* [Extracted records]:

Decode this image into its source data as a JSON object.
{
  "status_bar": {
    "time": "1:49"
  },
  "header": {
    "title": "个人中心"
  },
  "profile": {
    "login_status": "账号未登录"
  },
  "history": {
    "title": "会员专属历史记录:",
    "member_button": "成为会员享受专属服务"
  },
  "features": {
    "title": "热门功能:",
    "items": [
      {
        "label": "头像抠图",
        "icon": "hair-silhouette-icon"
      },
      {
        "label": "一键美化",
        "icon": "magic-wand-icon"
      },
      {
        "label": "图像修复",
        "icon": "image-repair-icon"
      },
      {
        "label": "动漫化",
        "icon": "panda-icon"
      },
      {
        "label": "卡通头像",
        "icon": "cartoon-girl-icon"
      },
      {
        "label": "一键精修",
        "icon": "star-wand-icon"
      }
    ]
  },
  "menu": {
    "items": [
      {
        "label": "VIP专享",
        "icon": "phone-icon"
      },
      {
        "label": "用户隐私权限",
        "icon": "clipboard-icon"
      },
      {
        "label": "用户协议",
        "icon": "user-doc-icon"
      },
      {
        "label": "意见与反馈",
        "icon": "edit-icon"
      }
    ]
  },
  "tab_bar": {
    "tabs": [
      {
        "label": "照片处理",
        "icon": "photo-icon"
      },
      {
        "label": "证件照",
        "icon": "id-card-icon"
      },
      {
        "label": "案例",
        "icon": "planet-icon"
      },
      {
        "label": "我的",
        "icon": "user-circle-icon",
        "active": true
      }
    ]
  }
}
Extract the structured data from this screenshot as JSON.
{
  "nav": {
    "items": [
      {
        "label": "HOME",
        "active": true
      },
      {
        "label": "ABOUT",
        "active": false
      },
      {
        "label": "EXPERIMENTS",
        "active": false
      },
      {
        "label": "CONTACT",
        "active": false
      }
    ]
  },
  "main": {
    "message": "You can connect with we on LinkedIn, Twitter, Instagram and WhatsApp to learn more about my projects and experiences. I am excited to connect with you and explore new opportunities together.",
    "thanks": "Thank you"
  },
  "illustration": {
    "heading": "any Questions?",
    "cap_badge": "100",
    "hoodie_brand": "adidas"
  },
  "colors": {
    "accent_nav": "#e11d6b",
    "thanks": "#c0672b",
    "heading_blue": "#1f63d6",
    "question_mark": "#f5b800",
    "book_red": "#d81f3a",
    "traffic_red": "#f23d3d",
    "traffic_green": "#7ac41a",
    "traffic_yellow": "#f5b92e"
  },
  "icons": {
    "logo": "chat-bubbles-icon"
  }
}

* [Written request]: Write the data out again in full and exactly.

* [Full output]:
Decode this image into its source data as a JSON object.
{
  "status_bar": {
    "time": "1:49"
  },
  "header": {
    "title": "个人中心"
  },
  "profile": {
    "login_status": "账号未登录"
  },
  "history": {
    "title": "会员专属历史记录:",
    "member_button": "成为会员享受专属服务"
  },
  "features": {
    "title": "热门功能:",
    "items": [
      {
        "label": "头像抠图",
        "icon": "hair-silhouette-icon"
      },
      {
        "label": "一键美化",
        "icon": "magic-wand-icon"
      },
      {
        "label": "图像修复",
        "icon": "image-repair-icon"
      },
      {
        "label": "动漫化",
        "icon": "panda-icon"
      },
      {
        "label": "卡通头像",
        "icon": "cartoon-girl-icon"
      },
      {
        "label": "一键精修",
        "icon": "star-wand-icon"
      }
    ]
  },
  "menu": {
    "items": [
      {
        "label": "VIP专享",
        "icon": "phone-icon"
      },
      {
        "label": "用户隐私权限",
        "icon": "clipboard-icon"
      },
      {
        "label": "用户协议",
        "icon": "user-doc-icon"
      },
      {
        "label": "意见与反馈",
        "icon": "edit-icon"
      }
    ]
  },
  "tab_bar": {
    "tabs": [
      {
        "label": "照片处理",
        "icon": "photo-icon"
      },
      {
        "label": "证件照",
        "icon": "id-card-icon"
      },
      {
        "label": "案例",
        "icon": "planet-icon"
      },
      {
        "label": "我的",
        "icon": "user-circle-icon",
        "active": true
      }
    ]
  }
}
Extract the structured data from this screenshot as JSON.
{
  "nav": {
    "items": [
      {
        "label": "HOME",
        "active": true
      },
      {
        "label": "ABOUT",
        "active": false
      },
      {
        "label": "EXPERIMENTS",
        "active": false
      },
      {
        "label": "CONTACT",
        "active": false
      }
    ]
  },
  "main": {
    "message": "You can connect with we on LinkedIn, Twitter, Instagram and WhatsApp to learn more about my projects and experiences. I am excited to connect with you and explore new opportunities together.",
    "thanks": "Thank you"
  },
  "illustration": {
    "heading": "any Questions?",
    "cap_badge": "100",
    "hoodie_brand": "adidas"
  },
  "colors": {
    "accent_nav": "#e11d6b",
    "thanks": "#c0672b",
    "heading_blue": "#1f63d6",
    "question_mark": "#f5b800",
    "book_red": "#d81f3a",
    "traffic_red": "#f23d3d",
    "traffic_green": "#7ac41a",
    "traffic_yellow": "#f5b92e"
  },
  "icons": {
    "logo": "chat-bubbles-icon"
  }
}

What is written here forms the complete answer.